-- Written request --
Restate each of the lines given below, word for word.

-- Given information --
<<<<
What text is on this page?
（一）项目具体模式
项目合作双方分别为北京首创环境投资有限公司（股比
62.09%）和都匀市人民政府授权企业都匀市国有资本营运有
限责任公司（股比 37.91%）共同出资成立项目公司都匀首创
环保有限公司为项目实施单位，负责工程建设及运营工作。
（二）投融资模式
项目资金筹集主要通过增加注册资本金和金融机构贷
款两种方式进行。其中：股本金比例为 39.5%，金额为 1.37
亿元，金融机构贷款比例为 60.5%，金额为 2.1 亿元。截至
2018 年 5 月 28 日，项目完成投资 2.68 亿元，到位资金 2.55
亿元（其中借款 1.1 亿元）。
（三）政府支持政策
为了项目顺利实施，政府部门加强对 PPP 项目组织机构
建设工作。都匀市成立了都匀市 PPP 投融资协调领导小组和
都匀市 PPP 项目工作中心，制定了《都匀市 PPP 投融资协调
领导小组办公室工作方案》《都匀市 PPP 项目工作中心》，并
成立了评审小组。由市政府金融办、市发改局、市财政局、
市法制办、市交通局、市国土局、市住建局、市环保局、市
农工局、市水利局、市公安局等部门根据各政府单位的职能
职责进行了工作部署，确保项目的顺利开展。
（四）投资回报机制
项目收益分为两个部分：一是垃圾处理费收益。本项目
>>>>
-- Reply --
What text is on this page?
（一）项目具体模式
项目合作双方分别为北京首创环境投资有限公司（股比
62.09%）和都匀市人民政府授权企业都匀市国有资本营运有
限责任公司（股比 37.91%）共同出资成立项目公司都匀首创
环保有限公司为项目实施单位，负责工程建设及运营工作。
（二）投融资模式
项目资金筹集主要通过增加注册资本金和金融机构贷
款两种方式进行。其中：股本金比例为 39.5%，金额为 1.37
亿元，金融机构贷款比例为 60.5%，金额为 2.1 亿元。截至
2018 年 5 月 28 日，项目完成投资 2.68 亿元，到位资金 2.55
亿元（其中借款 1.1 亿元）。
（三）政府支持政策
为了项目顺利实施，政府部门加强对 PPP 项目组织机构
建设工作。都匀市成立了都匀市 PPP 投融资协调领导小组和
都匀市 PPP 项目工作中心，制定了《都匀市 PPP 投融资协调
领导小组办公室工作方案》《都匀市 PPP 项目工作中心》，并
成立了评审小组。由市政府金融办、市发改局、市财政局、
市法制办、市交通局、市国土局、市住建局、市环保局、市
农工局、市水利局、市公安局等部门根据各政府单位的职能
职责进行了工作部署，确保项目的顺利开展。
（四）投资回报机制
项目收益分为两个部分：一是垃圾处理费收益。本项目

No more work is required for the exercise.